- **Problem to work on**
What is the number of lines containing the word "Display"? Please answer with that number and nothing more.

↓

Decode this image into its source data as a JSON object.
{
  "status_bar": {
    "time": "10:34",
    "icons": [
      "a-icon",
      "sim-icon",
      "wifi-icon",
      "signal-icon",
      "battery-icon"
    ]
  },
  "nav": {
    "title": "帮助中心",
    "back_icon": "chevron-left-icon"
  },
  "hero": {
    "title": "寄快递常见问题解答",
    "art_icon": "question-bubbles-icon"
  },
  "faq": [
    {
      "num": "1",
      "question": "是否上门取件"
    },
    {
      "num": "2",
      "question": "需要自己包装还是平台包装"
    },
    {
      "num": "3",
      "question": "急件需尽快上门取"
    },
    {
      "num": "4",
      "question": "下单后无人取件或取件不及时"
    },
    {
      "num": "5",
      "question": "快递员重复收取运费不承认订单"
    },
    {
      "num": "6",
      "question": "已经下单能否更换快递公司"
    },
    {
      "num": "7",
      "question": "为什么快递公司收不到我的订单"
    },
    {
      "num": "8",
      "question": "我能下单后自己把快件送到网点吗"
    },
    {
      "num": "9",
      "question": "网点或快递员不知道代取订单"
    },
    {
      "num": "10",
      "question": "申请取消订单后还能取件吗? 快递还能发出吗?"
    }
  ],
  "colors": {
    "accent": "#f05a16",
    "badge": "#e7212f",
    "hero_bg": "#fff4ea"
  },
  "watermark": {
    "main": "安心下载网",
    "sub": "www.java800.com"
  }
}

↑
↓

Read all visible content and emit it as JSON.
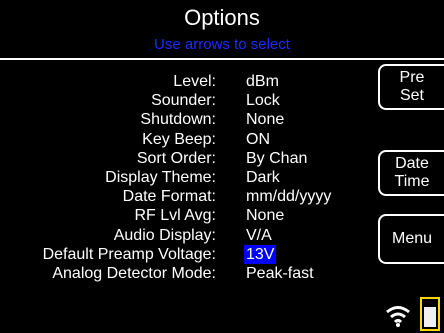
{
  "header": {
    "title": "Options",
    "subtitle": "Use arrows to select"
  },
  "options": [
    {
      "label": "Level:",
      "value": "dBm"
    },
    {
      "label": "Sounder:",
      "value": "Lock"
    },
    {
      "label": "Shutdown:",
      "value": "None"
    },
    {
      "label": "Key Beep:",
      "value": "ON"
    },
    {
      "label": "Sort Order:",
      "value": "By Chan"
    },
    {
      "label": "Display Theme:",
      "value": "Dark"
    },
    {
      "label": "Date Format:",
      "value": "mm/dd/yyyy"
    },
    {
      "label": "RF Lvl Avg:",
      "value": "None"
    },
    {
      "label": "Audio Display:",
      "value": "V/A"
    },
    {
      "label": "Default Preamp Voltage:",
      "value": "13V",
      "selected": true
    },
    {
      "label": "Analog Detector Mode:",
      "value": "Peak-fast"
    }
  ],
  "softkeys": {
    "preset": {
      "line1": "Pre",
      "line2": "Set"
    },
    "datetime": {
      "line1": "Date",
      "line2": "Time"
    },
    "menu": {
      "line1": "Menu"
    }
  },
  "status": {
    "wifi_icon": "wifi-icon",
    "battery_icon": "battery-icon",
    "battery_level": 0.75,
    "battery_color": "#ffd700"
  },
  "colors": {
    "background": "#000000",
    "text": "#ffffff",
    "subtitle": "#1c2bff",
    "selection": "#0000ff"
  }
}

↑

- **Response below**
2